─── Data excerpts

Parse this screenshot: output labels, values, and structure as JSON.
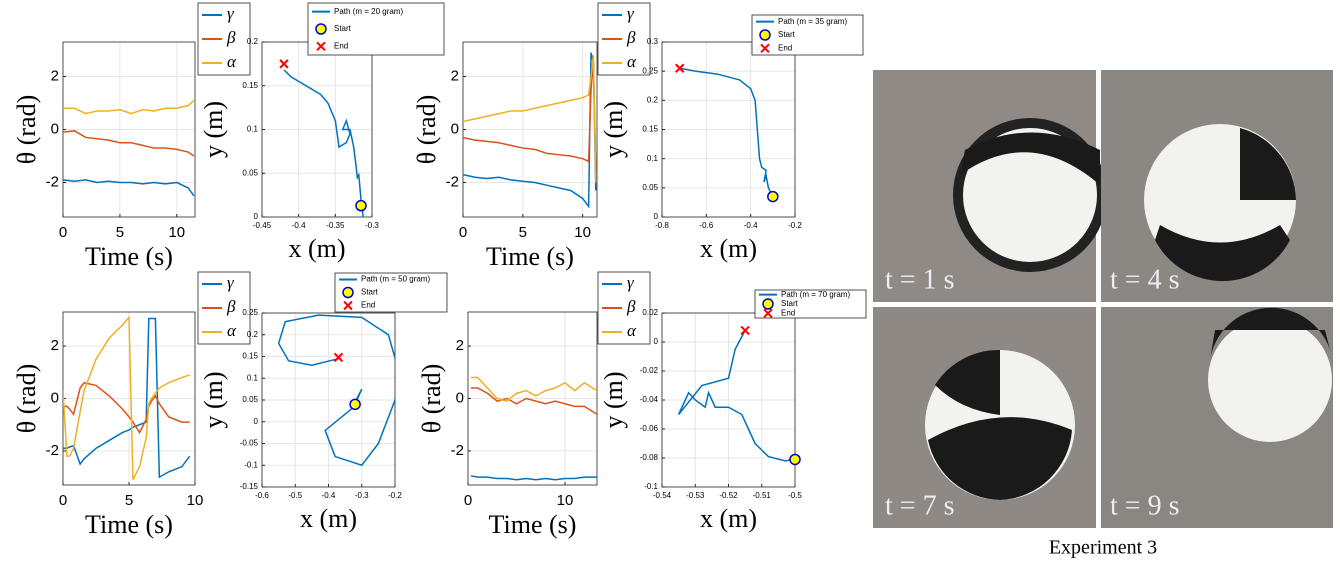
{
  "chart_data": [
    {
      "type": "line",
      "xlabel": "Time (s)",
      "ylabel": "θ (rad)",
      "xlim": [
        0,
        11.6
      ],
      "ylim": [
        -3.3,
        3.3
      ],
      "xticks": [
        0,
        5,
        10
      ],
      "yticks": [
        -2,
        0,
        2
      ],
      "grid": true,
      "x": [
        0,
        1,
        2,
        3,
        4,
        5,
        6,
        7,
        8,
        9,
        10,
        11,
        11.5
      ],
      "series": [
        {
          "name": "γ",
          "color": "#0072BD",
          "values": [
            -1.9,
            -1.95,
            -1.9,
            -2.0,
            -1.95,
            -2.0,
            -2.0,
            -2.05,
            -2.0,
            -2.05,
            -2.0,
            -2.2,
            -2.5
          ]
        },
        {
          "name": "β",
          "color": "#D95319",
          "values": [
            -0.1,
            -0.05,
            -0.3,
            -0.35,
            -0.4,
            -0.5,
            -0.5,
            -0.6,
            -0.7,
            -0.7,
            -0.75,
            -0.85,
            -1.0
          ]
        },
        {
          "name": "α",
          "color": "#EDB120",
          "values": [
            0.8,
            0.8,
            0.6,
            0.7,
            0.7,
            0.75,
            0.6,
            0.75,
            0.7,
            0.8,
            0.8,
            0.9,
            1.1
          ]
        }
      ]
    },
    {
      "type": "line",
      "xlabel": "x (m)",
      "ylabel": "y (m)",
      "xlim": [
        -0.45,
        -0.3
      ],
      "ylim": [
        0,
        0.2
      ],
      "xticks": [
        -0.45,
        -0.4,
        -0.35,
        -0.3
      ],
      "yticks": [
        0,
        0.05,
        0.1,
        0.15,
        0.2
      ],
      "grid": true,
      "series": [
        {
          "name": "Path (m = 20 gram)",
          "color": "#0072BD",
          "marker": "none",
          "x": [
            -0.312,
            -0.315,
            -0.318,
            -0.32,
            -0.322,
            -0.325,
            -0.33,
            -0.34,
            -0.335,
            -0.33,
            -0.335,
            -0.345,
            -0.35,
            -0.36,
            -0.37,
            -0.39,
            -0.41,
            -0.42
          ],
          "values": [
            0.0,
            0.02,
            0.048,
            0.045,
            0.06,
            0.08,
            0.1,
            0.1,
            0.11,
            0.095,
            0.085,
            0.08,
            0.11,
            0.13,
            0.14,
            0.15,
            0.16,
            0.168
          ]
        },
        {
          "name": "Start",
          "color": "#FFFF00",
          "edgecolor": "#0000CD",
          "marker": "circle",
          "x": [
            -0.315
          ],
          "values": [
            0.013
          ]
        },
        {
          "name": "End",
          "color": "#FF0000",
          "marker": "x",
          "x": [
            -0.42
          ],
          "values": [
            0.175
          ]
        }
      ]
    },
    {
      "type": "line",
      "xlabel": "Time (s)",
      "ylabel": "θ (rad)",
      "xlim": [
        0,
        11.2
      ],
      "ylim": [
        -3.3,
        3.3
      ],
      "xticks": [
        0,
        5,
        10
      ],
      "yticks": [
        -2,
        0,
        2
      ],
      "grid": true,
      "x": [
        0,
        1,
        2,
        3,
        4,
        5,
        6,
        7,
        8,
        9,
        10,
        10.5,
        10.7,
        10.9,
        11.1
      ],
      "series": [
        {
          "name": "γ",
          "color": "#0072BD",
          "values": [
            -1.7,
            -1.8,
            -1.85,
            -1.8,
            -1.9,
            -1.95,
            -2.0,
            -2.1,
            -2.2,
            -2.3,
            -2.6,
            -2.9,
            2.9,
            2.5,
            -2.3
          ]
        },
        {
          "name": "β",
          "color": "#D95319",
          "values": [
            -0.3,
            -0.4,
            -0.45,
            -0.5,
            -0.6,
            -0.7,
            -0.75,
            -0.9,
            -0.95,
            -1.0,
            -1.1,
            -1.2,
            1.5,
            2.5,
            -1.5
          ]
        },
        {
          "name": "α",
          "color": "#EDB120",
          "values": [
            0.3,
            0.4,
            0.5,
            0.6,
            0.7,
            0.7,
            0.8,
            0.9,
            1.0,
            1.1,
            1.2,
            1.3,
            2.0,
            2.8,
            -2.0
          ]
        }
      ]
    },
    {
      "type": "line",
      "xlabel": "x (m)",
      "ylabel": "y (m)",
      "xlim": [
        -0.8,
        -0.2
      ],
      "ylim": [
        0,
        0.3
      ],
      "xticks": [
        -0.8,
        -0.6,
        -0.4,
        -0.2
      ],
      "yticks": [
        0,
        0.05,
        0.1,
        0.15,
        0.2,
        0.25,
        0.3
      ],
      "grid": true,
      "series": [
        {
          "name": "Path (m = 35 gram)",
          "color": "#0072BD",
          "marker": "none",
          "x": [
            -0.3,
            -0.32,
            -0.33,
            -0.34,
            -0.33,
            -0.35,
            -0.36,
            -0.37,
            -0.38,
            -0.4,
            -0.45,
            -0.55,
            -0.65,
            -0.72
          ],
          "values": [
            0.035,
            0.05,
            0.07,
            0.06,
            0.08,
            0.085,
            0.1,
            0.15,
            0.2,
            0.22,
            0.235,
            0.245,
            0.25,
            0.255
          ]
        },
        {
          "name": "Start",
          "color": "#FFFF00",
          "edgecolor": "#0000CD",
          "marker": "circle",
          "x": [
            -0.3
          ],
          "values": [
            0.035
          ]
        },
        {
          "name": "End",
          "color": "#FF0000",
          "marker": "x",
          "x": [
            -0.72
          ],
          "values": [
            0.255
          ]
        }
      ]
    },
    {
      "type": "line",
      "xlabel": "Time (s)",
      "ylabel": "θ (rad)",
      "xlim": [
        0,
        10
      ],
      "ylim": [
        -3.3,
        3.3
      ],
      "xticks": [
        0,
        5,
        10
      ],
      "yticks": [
        -2,
        0,
        2
      ],
      "grid": true,
      "x": [
        0,
        0.3,
        0.5,
        0.8,
        1.3,
        1.6,
        2.5,
        3.5,
        4.5,
        5.0,
        5.3,
        5.8,
        6.3,
        6.5,
        6.7,
        7.0,
        7.3,
        8,
        9,
        9.6
      ],
      "series": [
        {
          "name": "γ",
          "color": "#0072BD",
          "values": [
            -1.9,
            -1.9,
            -1.85,
            -1.8,
            -2.5,
            -2.3,
            -1.9,
            -1.6,
            -1.3,
            -1.2,
            -1.1,
            -1.0,
            -0.9,
            3.05,
            3.05,
            3.05,
            -3.0,
            -2.8,
            -2.6,
            -2.2
          ]
        },
        {
          "name": "β",
          "color": "#D95319",
          "values": [
            -0.3,
            -0.3,
            -0.4,
            -0.6,
            0.4,
            0.6,
            0.5,
            0.1,
            -0.4,
            -0.7,
            -0.9,
            -1.3,
            -0.8,
            -0.3,
            -0.1,
            0.1,
            -0.2,
            -0.7,
            -0.9,
            -0.9
          ]
        },
        {
          "name": "α",
          "color": "#EDB120",
          "values": [
            0.3,
            -2.2,
            -2.2,
            -1.9,
            -0.5,
            0.3,
            1.5,
            2.3,
            2.8,
            3.1,
            -3.1,
            -2.6,
            -1.5,
            -0.2,
            0.0,
            0.2,
            0.4,
            0.6,
            0.8,
            0.9
          ]
        }
      ]
    },
    {
      "type": "line",
      "xlabel": "x (m)",
      "ylabel": "y (m)",
      "xlim": [
        -0.6,
        -0.2
      ],
      "ylim": [
        -0.15,
        0.25
      ],
      "xticks": [
        -0.6,
        -0.5,
        -0.4,
        -0.3,
        -0.2
      ],
      "yticks": [
        -0.15,
        -0.1,
        -0.05,
        0,
        0.05,
        0.1,
        0.15,
        0.2,
        0.25
      ],
      "grid": true,
      "series": [
        {
          "name": "Path (m = 50 gram)",
          "color": "#0072BD",
          "marker": "none",
          "x": [
            -0.32,
            -0.3,
            -0.33,
            -0.41,
            -0.38,
            -0.3,
            -0.25,
            -0.2,
            -0.19,
            -0.22,
            -0.3,
            -0.43,
            -0.53,
            -0.55,
            -0.52,
            -0.45,
            -0.37
          ],
          "values": [
            0.04,
            0.075,
            0.03,
            -0.02,
            -0.08,
            -0.1,
            -0.05,
            0.05,
            0.12,
            0.2,
            0.24,
            0.245,
            0.23,
            0.18,
            0.14,
            0.13,
            0.145
          ]
        },
        {
          "name": "Start",
          "color": "#FFFF00",
          "edgecolor": "#0000CD",
          "marker": "circle",
          "x": [
            -0.32
          ],
          "values": [
            0.04
          ]
        },
        {
          "name": "End",
          "color": "#FF0000",
          "marker": "x",
          "x": [
            -0.37
          ],
          "values": [
            0.148
          ]
        }
      ]
    },
    {
      "type": "line",
      "xlabel": "Time (s)",
      "ylabel": "θ (rad)",
      "xlim": [
        0,
        13.3
      ],
      "ylim": [
        -3.3,
        3.3
      ],
      "xticks": [
        0,
        10
      ],
      "yticks": [
        -2,
        0,
        2
      ],
      "grid": true,
      "x": [
        0.3,
        1,
        2,
        3,
        4,
        5,
        6,
        7,
        8,
        9,
        10,
        11,
        12,
        13.3
      ],
      "series": [
        {
          "name": "γ",
          "color": "#0072BD",
          "values": [
            -2.95,
            -3.0,
            -3.0,
            -3.05,
            -3.05,
            -3.1,
            -3.05,
            -3.1,
            -3.05,
            -3.1,
            -3.05,
            -3.05,
            -3.0,
            -3.0
          ]
        },
        {
          "name": "β",
          "color": "#D95319",
          "values": [
            0.4,
            0.4,
            0.2,
            -0.1,
            0.0,
            -0.2,
            0.0,
            -0.1,
            -0.2,
            -0.1,
            -0.2,
            -0.3,
            -0.3,
            -0.6
          ]
        },
        {
          "name": "α",
          "color": "#EDB120",
          "values": [
            0.8,
            0.8,
            0.4,
            0.0,
            -0.1,
            0.2,
            0.3,
            0.1,
            0.3,
            0.4,
            0.6,
            0.3,
            0.6,
            0.3
          ]
        }
      ]
    },
    {
      "type": "line",
      "xlabel": "x (m)",
      "ylabel": "y (m)",
      "xlim": [
        -0.54,
        -0.5
      ],
      "ylim": [
        -0.1,
        0.02
      ],
      "xticks": [
        -0.54,
        -0.53,
        -0.52,
        -0.51,
        -0.5
      ],
      "yticks": [
        -0.1,
        -0.08,
        -0.06,
        -0.04,
        -0.02,
        0,
        0.02
      ],
      "grid": true,
      "series": [
        {
          "name": "Path (m = 70 gram)",
          "color": "#0072BD",
          "marker": "none",
          "x": [
            -0.5,
            -0.503,
            -0.508,
            -0.512,
            -0.514,
            -0.516,
            -0.52,
            -0.524,
            -0.526,
            -0.527,
            -0.53,
            -0.532,
            -0.535,
            -0.528,
            -0.52,
            -0.518,
            -0.515
          ],
          "values": [
            -0.081,
            -0.082,
            -0.079,
            -0.07,
            -0.06,
            -0.05,
            -0.045,
            -0.045,
            -0.035,
            -0.045,
            -0.04,
            -0.035,
            -0.05,
            -0.03,
            -0.025,
            -0.005,
            0.008
          ]
        },
        {
          "name": "Start",
          "color": "#FFFF00",
          "edgecolor": "#0000CD",
          "marker": "circle",
          "x": [
            -0.5
          ],
          "values": [
            -0.081
          ]
        },
        {
          "name": "End",
          "color": "#FF0000",
          "marker": "x",
          "x": [
            -0.515
          ],
          "values": [
            0.008
          ]
        }
      ]
    }
  ],
  "photos": {
    "panels": [
      {
        "label": "t = 1 s"
      },
      {
        "label": "t = 4 s"
      },
      {
        "label": "t = 7 s"
      },
      {
        "label": "t = 9 s"
      }
    ],
    "caption": "Experiment 3"
  }
}
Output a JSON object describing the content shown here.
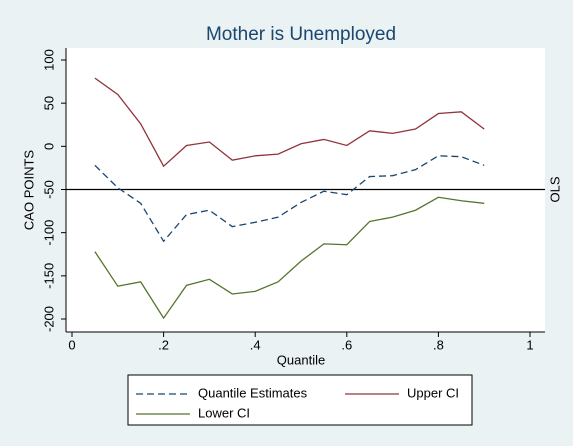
{
  "chart_data": {
    "type": "line",
    "title": "Mother is Unemployed",
    "x_label": "Quantile",
    "y_label": "CAO POINTS",
    "x": [
      0.05,
      0.1,
      0.15,
      0.2,
      0.25,
      0.3,
      0.35,
      0.4,
      0.45,
      0.5,
      0.55,
      0.6,
      0.65,
      0.7,
      0.75,
      0.8,
      0.85,
      0.9
    ],
    "series": [
      {
        "name": "Quantile Estimates",
        "color": "#1a476f",
        "dash": true,
        "values": [
          -22,
          -48,
          -66,
          -110,
          -79,
          -74,
          -93,
          -88,
          -82,
          -65,
          -52,
          -56,
          -35,
          -34,
          -27,
          -11,
          -12,
          -22
        ]
      },
      {
        "name": "Upper CI",
        "color": "#90353b",
        "dash": false,
        "values": [
          79,
          60,
          26,
          -23,
          1,
          5,
          -16,
          -11,
          -9,
          3,
          8,
          1,
          18,
          15,
          20,
          38,
          40,
          20
        ]
      },
      {
        "name": "Lower CI",
        "color": "#55752f",
        "dash": false,
        "values": [
          -122,
          -162,
          -157,
          -199,
          -161,
          -154,
          -171,
          -168,
          -157,
          -133,
          -113,
          -114,
          -87,
          -82,
          -74,
          -59,
          -63,
          -66
        ]
      }
    ],
    "reference_line": {
      "label": "OLS",
      "value": -50
    },
    "xlim": [
      0,
      1
    ],
    "ylim": [
      -200,
      100
    ],
    "xticks": [
      0,
      {
        "value": 0.2,
        "label": ".2"
      },
      {
        "value": 0.4,
        "label": ".4"
      },
      {
        "value": 0.6,
        "label": ".6"
      },
      {
        "value": 0.8,
        "label": ".8"
      },
      1
    ],
    "yticks": [
      -200,
      -150,
      -100,
      -50,
      0,
      50,
      100
    ]
  }
}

──────

Exercise directions
In the copy, leave out all pictures, and retype exactly each line from the one with "Output a JSON" through the last line of the entries.

Solution to this task
Output a JSON object describing the content shown here.
{
  "chart_data": {
    "type": "line",
    "title": "Mother is Unemployed",
    "x_label": "Quantile",
    "y_label": "CAO POINTS",
    "x": [
      0.05,
      0.1,
      0.15,
      0.2,
      0.25,
      0.3,
      0.35,
      0.4,
      0.45,
      0.5,
      0.55,
      0.6,
      0.65,
      0.7,
      0.75,
      0.8,
      0.85,
      0.9
    ],
    "series": [
      {
        "name": "Quantile Estimates",
        "color": "#1a476f",
        "dash": true,
        "values": [
          -22,
          -48,
          -66,
          -110,
          -79,
          -74,
          -93,
          -88,
          -82,
          -65,
          -52,
          -56,
          -35,
          -34,
          -27,
          -11,
          -12,
          -22
        ]
      },
      {
        "name": "Upper CI",
        "color": "#90353b",
        "dash": false,
        "values": [
          79,
          60,
          26,
          -23,
          1,
          5,
          -16,
          -11,
          -9,
          3,
          8,
          1,
          18,
          15,
          20,
          38,
          40,
          20
        ]
      },
      {
        "name": "Lower CI",
        "color": "#55752f",
        "dash": false,
        "values": [
          -122,
          -162,
          -157,
          -199,
          -161,
          -154,
          -171,
          -168,
          -157,
          -133,
          -113,
          -114,
          -87,
          -82,
          -74,
          -59,
          -63,
          -66
        ]
      }
    ],
    "reference_line": {
      "label": "OLS",
      "value": -50
    },
    "xlim": [
      0,
      1
    ],
    "ylim": [
      -200,
      100
    ],
    "xticks": [
      0,
      {
        "value": 0.2,
        "label": ".2"
      },
      {
        "value": 0.4,
        "label": ".4"
      },
      {
        "value": 0.6,
        "label": ".6"
      },
      {
        "value": 0.8,
        "label": ".8"
      },
      1
    ],
    "yticks": [
      -200,
      -150,
      -100,
      -50,
      0,
      50,
      100
    ]
  }
}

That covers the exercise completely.